### Work to complete
Search the listing below for "今年全国两会". Copy each matching line.
═════ Extracted material ═════
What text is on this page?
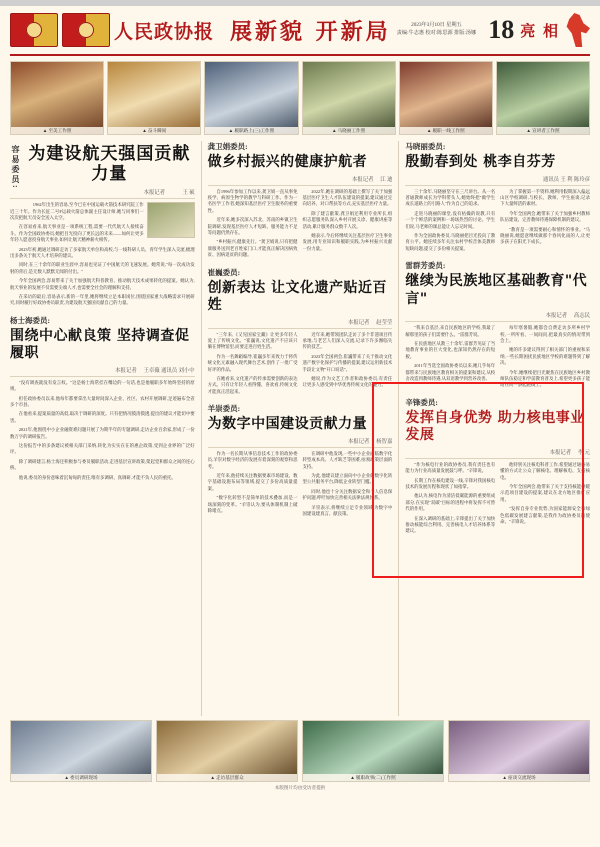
人民政协报 展新貌 开新局	2023年3月10日 星期五
责编:牛志惠 校对:陈思源 排版:汤娜 18 亮 相
▲ 至美工作照	▲ 奋斗瞬间	▲ 履职路上(三)工作照	▲ 马晓丽工作照	▲ 履职一线工作照	▲ 宣讲者工作照
容易委员: 为建设航天强国贡献力量
本报记者 　　　王 硕

1962年出生的容易,至今已在中国运载火箭技术研究院工作近三十年。作为长征二号F运载火箭总体副主任设计师,她与同事们一次次把航天员安全送入太空。

在容易看来,航天事业是一项系统工程,需要一代代航天人接续奋斗。作为全国政协委员,她把目光投向了更长远的未来——如何让更多年轻人愿意投身航天事业,如何让航天精神薪火相传。

2023年初,她通过调研走访了多家航天单位和高校,与一线科研人员、青年学生深入交流,梳理出多条关于航天人才培养的建议。

同时,在三十余年的职业生涯中,容易也见证了中国航天的飞速发展。她常说,"每一次成功发射的背后,是无数人默默无闻的付出。"

今年全国两会,容易带来了关于加强航天科普教育、推动航天技术成果转化的提案。她认为,航天事业的发展不仅需要尖端人才,也需要全社会的理解和支持。

在采访的最后,容易表示,新的一年里,她将继续立足本职岗位,围绕国家重大战略需求开展研究,同时履行好政协委员职责,为建设航天强国贡献自己的力量。

杨士海委员:
围绕中心献良策 坚持调查促履职
本报记者 　王卓薇 通讯员 刘小中

"没有调查就没有发言权。"这是杨士海常挂在嘴边的一句话,也是他履职多年始终坚持的原则。

担任政协委员以来,他每年都要拿出大量时间深入企业、社区、农村开展调研,足迹遍布全省多个市县。

在他看来,提案质量的高低,取决于调研的深度。只有把情况摸清摸透,提出的建议才能切中要害。

2021年,他围绕中小企业融资难问题开展了为期半年的专题调研,走访企业百余家,形成了一份数万字的调研报告。

这份报告中的多条建议被相关部门采纳,转化为实实在在的惠企政策,受到企业界的广泛好评。

除了调研建言,杨士海还积极参与委员履职活动,走进基层宣讲政策,架起党和群众之间的连心桥。

他说,委员的身份意味着沉甸甸的责任,唯有多调研、真调研,才能不负人民的重托。

龚卫娟委员:
做乡村振兴的健康护航者
本报记者 　江 迪

自1996年参加工作以来,龚卫娟一直从事免疫学、病原生物学的教学与科研工作。作为一名医学工作者,她深知基层医疗卫生服务的重要性。

近年来,她多次深入苏北、苏南的乡镇卫生院调研,发现基层医疗人才短缺、服务能力不足等问题仍然存在。

"乡村振兴,健康先行。"龚卫娟说,只有把健康服务送到老百姓家门口,才能真正解决因病致贫、因病返贫的问题。

2022年,她在调研的基础上撰写了关于加强基层医疗卫生人才队伍建设的提案,建议通过定向培养、对口帮扶等方式,充实基层医疗力量。

除了建言献策,龚卫娟还利用专业所长,组织志愿服务队深入乡村开展义诊、健康讲座等活动,累计服务群众数千人次。

她表示,今后将继续关注基层医疗卫生事业发展,用专业知识和履职实践,为乡村振兴贡献一份力量。

崔巍委员:
创新表达 让文化遗产贴近百姓
本报记者 　赵莹莹

"三年来,《又见国家宝藏》让更多年轻人爱上了传统文化。"崔巍说,文化遗产不应该只躺在博物馆里,而要走进百姓生活。

作为一名舞蹈编导,崔巍多年来致力于将传统文化元素融入现代舞台艺术,创作了一批广受好评的作品。

在她看来,文化遗产的传承需要创新的表达方式。只有让年轻人看得懂、喜欢看,传统文化才能真正活起来。

近年来,她带领团队走访了多个非遗项目传承地,与老艺人们深入交流,记录下许多濒临失传的技艺。

2023年全国两会,崔巍带来了关于推动文化遗产数字化保护与传播的提案,建议运用新技术手段让文物"开口说话"。

她说,作为文艺工作者和政协委员,有责任让更多人感受到中华优秀传统文化的魅力。

羊崇委员:
为数字中国建设贡献力量
本报记者 　杨智嘉

作为一名长期从事信息技术工作的政协委员,羊崇对数字经济的发展有着深刻的观察和思考。

近年来,他持续关注数据要素市场建设、数字基础设施布局等领域,提交了多份高质量提案。

"数字化转型不是简单的技术叠加,而是一场深刻的变革。"羊崇认为,要从体制机制上破除堵点。

在调研中他发现,一些中小企业面临数字化转型成本高、人才缺乏等困难,亟须政策层面的支持。

为此,他建议建立面向中小企业的数字化转型公共服务平台,降低企业转型门槛。

同时,他也十分关注数据安全和个人信息保护问题,呼吁加快完善相关法律法规体系。

羊崇表示,将继续立足专业领域,为数字中国建设建真言、献良策。

马晓丽委员:
殷勤春到处 桃李自芬芳
通讯员 王 利 陈玲彦

三十余年,马晓丽坚守在三尺讲台。从一名普通教师成长为学科带头人,她始终把"做学生成长道路上的引路人"作为自己的追求。

走进马晓丽的课堂,没有枯燥的说教,只有一个个鲜活的案例和一场场热烈的讨论。学生们说,马老师的课总能让人忘记时间。

作为全国政协委员,马晓丽把目光投向了教育公平。她连续多年关注农村学校音体美教师短缺问题,提交了多份相关提案。

为了掌握第一手资料,她利用假期深入偏远山区学校调研,与校长、教师、学生座谈,记录下大量鲜活的素材。

今年全国两会,她带来了关于加强乡村教师队伍建设、完善教师待遇保障机制的建议。

"教育是一项需要耐心和情怀的事业。"马晓丽说,她愿意继续做那个春风化雨的人,让更多孩子在阳光下成长。

雷群芳委员:
继续为民族地区基础教育"代言"
本报记者 　高志民

"我来自基层,来自民族地区的学校,我最了解那里的孩子们需要什么。"雷群芳说。

在民族地区从教三十余年,雷群芳见证了当地教育事业的巨大变化,也深知仍然存在的短板。

2011年当选全国政协委员以来,她几乎每年都带来与民族地区教育相关的提案和建议,从校舍改造到教师待遇,从双语教学到营养改善。

每年寒暑假,她都会自费走访多所乡村学校,一所所看、一间间问,把最真实的情况带到会上。

她的许多建议得到了相关部门的重视和采纳,一些长期困扰民族地区学校的难题得到了解决。

今年,她继续把目光聚焦在民族地区乡村教师队伍稳定和学前教育普及上,希望更多孩子能站在同一条起跑线上。

辛锋委员:
发挥自身优势 助力核电事业发展
本报记者 　李 元

"作为核电行业的政协委员,我有责任也有能力为行业高质量发展鼓与呼。"辛锋说。

长期工作在核电建设一线,辛锋对我国核电技术的发展历程和现状了如指掌。

他认为,核电作为清洁低碳能源的重要组成部分,在实现"双碳"目标的进程中将发挥不可替代的作用。

在深入调研的基础上,辛锋提出了关于加快推动核能综合利用、完善核电人才培养体系等建议。

他特别关注核电科普工作,希望通过通俗易懂的方式让公众了解核电、理解核电、支持核电。

今年全国两会,他带来了关于支持核能供暖示范项目建设的提案,建议在北方地区推广应用。

"发挥自身专业优势,为国家能源安全和绿色低碳发展建言献策,是我作为政协委员的使命。"辛锋说。

▲ 委员调研现场	▲ 走访基层群众	▲ 履职故事(二)工作照	▲ 座谈交流现场
本版图片均由受访者提供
═════
### Output of the exercise
今年全国两会,容易带来了关于加强航天科普教育、推动航天技术成果转化的提案。她认为,航天事业的发展不仅需要尖端人才,也需要全社会的理解和支持。
今年全国两会,她带来了关于加强乡村教师队伍建设、完善教师待遇保障机制的建议。
今年全国两会,他带来了关于支持核能供暖示范项目建设的提案,建议在北方地区推广应用。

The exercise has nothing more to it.